* ARBEITSAUFTRAG 1 *
Beantworte diese Fragen zum Text über die Band Östro 430:
(a) Aus welchem Jahr stammt das letzte Studioalbum der Band?
(b) Welches Instrument spielt Anja Peterssen?
(c) Welchen Titel trägt das neue Album, das am 1. September erscheint?
* ARBEITSAUFTRAG 2 *
Erkläre mit den Angaben aus dem Text über die Band Östro 430 in höchstens drei Sätzen, weshalb sich ein Comeback angedeutet hatte.
* ARBEITSAUFTRAG 3 *
Setze den Text über die Band Östro 430 nach seinem letzten Satz fort.

* TEXTAUSSCHNITT *
Noch viel, viel länger liegt die letzte neue Musik von Östro 430 zurück, doch jetzt ist die legendäre Gruppe wieder da, die in Deutschland zu den Bands der ersten Stunde im Punk gehörte. Obwohl das letzte Studioalbum des Quartetts tatsächlich aus dem Jahr 1983 stammt und sie sich im Jahr darauf aufgelöst haben, hatte sich ein Comeback durchaus angedeutet. Seit 2019 sind sie in der Besetzung mit Martina Weith (Gesang, Saxophon, Akkordeon), Bettina Flörchinger (Keyboards, Synthesizer), Anja Peterssen (Bass) und Sandy Black (Schlagzeug) wieder aktiv, im Jahr darauf brachte Tapete Records mit der Werkschau Keine Krise kann mich schocken die Band und spektakuläre Songs wie Sexueller Notstand, S-Bahn und Zu cool zusätzlich wieder in Erinnerung. Schließlich erschien auf Tribute-Alben und -Veranstaltungen für Rio Reiser und Stoppok auch neues Material, wenn auch zunächst bloß Coverversionen. Am 1. September wird diesen Lebenszeichen ein neues Album folgen, das den schönen Titel Punkrock nach Hausfrauenart trägt. Als Gäste sind Bela B. (Die Ärzte), die Urgesteine von Bärchen & die Milchbubis und Stefan Stoppok dabei – all das unterstreich den Status, den Östro 430 haben. Nimmt man Fick das System (****), einen der neuen Songs, den sie schon eine ganze Weile wieder live spielen, als Maßstab, zeigt sich natürlich auch, dass die Band so schonungslos und einzigartig wie eh und je agiert, und dass ihr feministischer Ansatz in den vergangenen 40 Jahren keineswegs an Relevanz oder Dringlichkeit verloren hat. Und es ist wieder einmal der Beweis: Man braucht keine Gitarren, um Punk zu sein.

* ÜBUNGSDATEN *

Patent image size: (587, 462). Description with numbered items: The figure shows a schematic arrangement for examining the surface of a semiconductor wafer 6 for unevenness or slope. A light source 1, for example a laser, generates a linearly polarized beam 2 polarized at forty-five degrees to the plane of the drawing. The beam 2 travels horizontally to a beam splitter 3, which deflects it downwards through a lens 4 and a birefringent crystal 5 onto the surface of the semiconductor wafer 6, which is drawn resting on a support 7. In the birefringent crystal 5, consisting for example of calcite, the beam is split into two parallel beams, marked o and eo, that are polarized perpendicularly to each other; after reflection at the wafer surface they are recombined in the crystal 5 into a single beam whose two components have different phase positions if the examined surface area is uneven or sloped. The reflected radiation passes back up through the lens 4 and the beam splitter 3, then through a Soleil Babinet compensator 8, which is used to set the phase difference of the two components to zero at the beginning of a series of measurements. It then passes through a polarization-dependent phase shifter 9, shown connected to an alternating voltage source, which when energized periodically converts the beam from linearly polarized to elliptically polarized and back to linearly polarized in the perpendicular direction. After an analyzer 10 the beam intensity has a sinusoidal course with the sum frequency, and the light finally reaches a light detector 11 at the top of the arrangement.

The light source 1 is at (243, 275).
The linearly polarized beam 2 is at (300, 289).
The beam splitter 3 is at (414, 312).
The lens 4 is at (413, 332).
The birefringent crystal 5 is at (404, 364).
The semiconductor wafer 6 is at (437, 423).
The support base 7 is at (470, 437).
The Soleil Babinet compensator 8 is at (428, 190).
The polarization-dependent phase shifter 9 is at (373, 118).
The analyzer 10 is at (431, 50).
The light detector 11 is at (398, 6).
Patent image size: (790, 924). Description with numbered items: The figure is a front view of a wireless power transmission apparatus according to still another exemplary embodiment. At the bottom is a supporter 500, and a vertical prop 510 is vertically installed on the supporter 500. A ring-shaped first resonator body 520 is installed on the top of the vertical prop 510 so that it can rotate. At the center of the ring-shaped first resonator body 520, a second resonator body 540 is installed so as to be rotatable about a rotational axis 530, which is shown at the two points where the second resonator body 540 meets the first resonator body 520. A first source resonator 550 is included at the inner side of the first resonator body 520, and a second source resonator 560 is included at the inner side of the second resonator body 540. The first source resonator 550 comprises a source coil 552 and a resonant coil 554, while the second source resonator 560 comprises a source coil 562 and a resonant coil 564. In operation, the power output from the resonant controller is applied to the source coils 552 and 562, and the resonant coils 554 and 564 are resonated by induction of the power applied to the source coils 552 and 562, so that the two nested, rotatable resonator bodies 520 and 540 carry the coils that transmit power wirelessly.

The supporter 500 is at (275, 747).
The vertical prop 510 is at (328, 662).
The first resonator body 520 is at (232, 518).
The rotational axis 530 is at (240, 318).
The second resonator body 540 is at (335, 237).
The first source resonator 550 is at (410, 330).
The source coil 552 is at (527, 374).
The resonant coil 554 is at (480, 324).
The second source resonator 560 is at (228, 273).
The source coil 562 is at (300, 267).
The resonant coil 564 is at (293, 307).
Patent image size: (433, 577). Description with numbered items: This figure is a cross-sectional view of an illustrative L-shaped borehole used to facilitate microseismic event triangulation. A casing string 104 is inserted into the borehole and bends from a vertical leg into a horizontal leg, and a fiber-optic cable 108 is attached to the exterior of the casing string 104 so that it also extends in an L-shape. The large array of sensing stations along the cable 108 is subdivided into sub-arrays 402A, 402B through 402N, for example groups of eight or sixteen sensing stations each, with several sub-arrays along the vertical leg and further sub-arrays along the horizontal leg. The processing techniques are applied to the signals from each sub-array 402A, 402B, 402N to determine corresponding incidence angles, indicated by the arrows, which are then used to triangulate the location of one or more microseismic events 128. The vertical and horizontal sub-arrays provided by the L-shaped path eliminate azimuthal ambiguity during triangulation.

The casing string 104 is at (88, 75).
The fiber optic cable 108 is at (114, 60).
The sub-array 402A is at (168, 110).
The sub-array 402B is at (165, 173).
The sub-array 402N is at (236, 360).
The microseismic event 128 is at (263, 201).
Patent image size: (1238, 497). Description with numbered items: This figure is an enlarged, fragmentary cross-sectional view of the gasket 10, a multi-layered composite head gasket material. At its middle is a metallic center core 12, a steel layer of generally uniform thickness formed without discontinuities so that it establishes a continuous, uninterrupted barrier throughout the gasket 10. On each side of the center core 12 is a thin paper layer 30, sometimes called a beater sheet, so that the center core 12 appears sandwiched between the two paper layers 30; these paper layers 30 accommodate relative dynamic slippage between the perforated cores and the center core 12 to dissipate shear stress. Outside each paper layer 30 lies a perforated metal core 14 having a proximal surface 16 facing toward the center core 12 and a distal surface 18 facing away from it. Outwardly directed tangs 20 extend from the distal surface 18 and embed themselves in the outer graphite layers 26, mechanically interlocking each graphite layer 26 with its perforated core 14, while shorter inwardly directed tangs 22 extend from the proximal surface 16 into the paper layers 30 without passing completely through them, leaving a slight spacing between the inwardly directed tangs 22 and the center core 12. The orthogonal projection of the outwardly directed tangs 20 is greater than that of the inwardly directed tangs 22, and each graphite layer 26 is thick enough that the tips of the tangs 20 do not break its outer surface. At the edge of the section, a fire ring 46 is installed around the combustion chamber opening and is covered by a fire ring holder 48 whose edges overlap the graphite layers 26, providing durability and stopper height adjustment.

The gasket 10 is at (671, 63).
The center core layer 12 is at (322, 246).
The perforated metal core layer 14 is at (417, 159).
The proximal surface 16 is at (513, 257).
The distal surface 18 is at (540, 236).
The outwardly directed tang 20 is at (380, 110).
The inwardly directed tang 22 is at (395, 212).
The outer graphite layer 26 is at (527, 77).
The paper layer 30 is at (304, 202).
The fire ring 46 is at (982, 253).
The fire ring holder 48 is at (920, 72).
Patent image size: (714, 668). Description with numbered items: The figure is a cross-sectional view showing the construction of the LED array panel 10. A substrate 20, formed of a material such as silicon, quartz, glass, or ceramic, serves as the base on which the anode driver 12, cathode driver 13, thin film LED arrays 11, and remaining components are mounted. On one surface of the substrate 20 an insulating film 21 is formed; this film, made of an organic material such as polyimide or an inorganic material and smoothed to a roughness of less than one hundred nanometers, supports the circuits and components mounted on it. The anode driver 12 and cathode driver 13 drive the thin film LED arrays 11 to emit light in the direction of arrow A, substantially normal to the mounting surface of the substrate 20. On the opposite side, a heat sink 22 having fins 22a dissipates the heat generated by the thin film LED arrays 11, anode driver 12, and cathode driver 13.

* ANTWORT 1 *
(a) 1983
(b) Bass
(c) Punkrock nach Hausfrauenart

* ANTWORT 2 *
Die Band ist seit 2019 mit Martina Weith, Bettina Flörchinger, Anja Peterssen und Sandy Black wieder aktiv. Im Jahr darauf brachte Tapete Records sie mit der Werkschau „Keine Krise kann mich schocken“ wieder in Erinnerung. Außerdem erschien auf Tribute-Alben und -Veranstaltungen für Rio Reiser und Stoppok neues Material, wenn auch zunächst nur Coverversionen.

* ANTWORT 3 *
„Fick dich für immer“, lautet derzeit auch das Motto bei Future Franz, zumindest ist das die erste (und zentrale) Zeile seiner neuen Single Für immer Samstag (***1/2). Die Anpassung des Kalenders nach Franz’scher Art bedeutet dabei keineswegs, dass täglich Party gemacht wird. Vielmehr nutzt er diese Gelegenheit zum endlosen Chillen. Dass Tagträume von Kuchenessen und Faulenzen im Pool sogar von einer Panflöte begleitet werden, ist da nur konsequent – und das Video (von Future Franz wieder selbst produziert), in dem selbst Wolken und Füße der stressigen Welt den Mittelfinger zeigen können, ist der Hammer. Im Frühjahr 2024 soll es dann ein neues Album geben.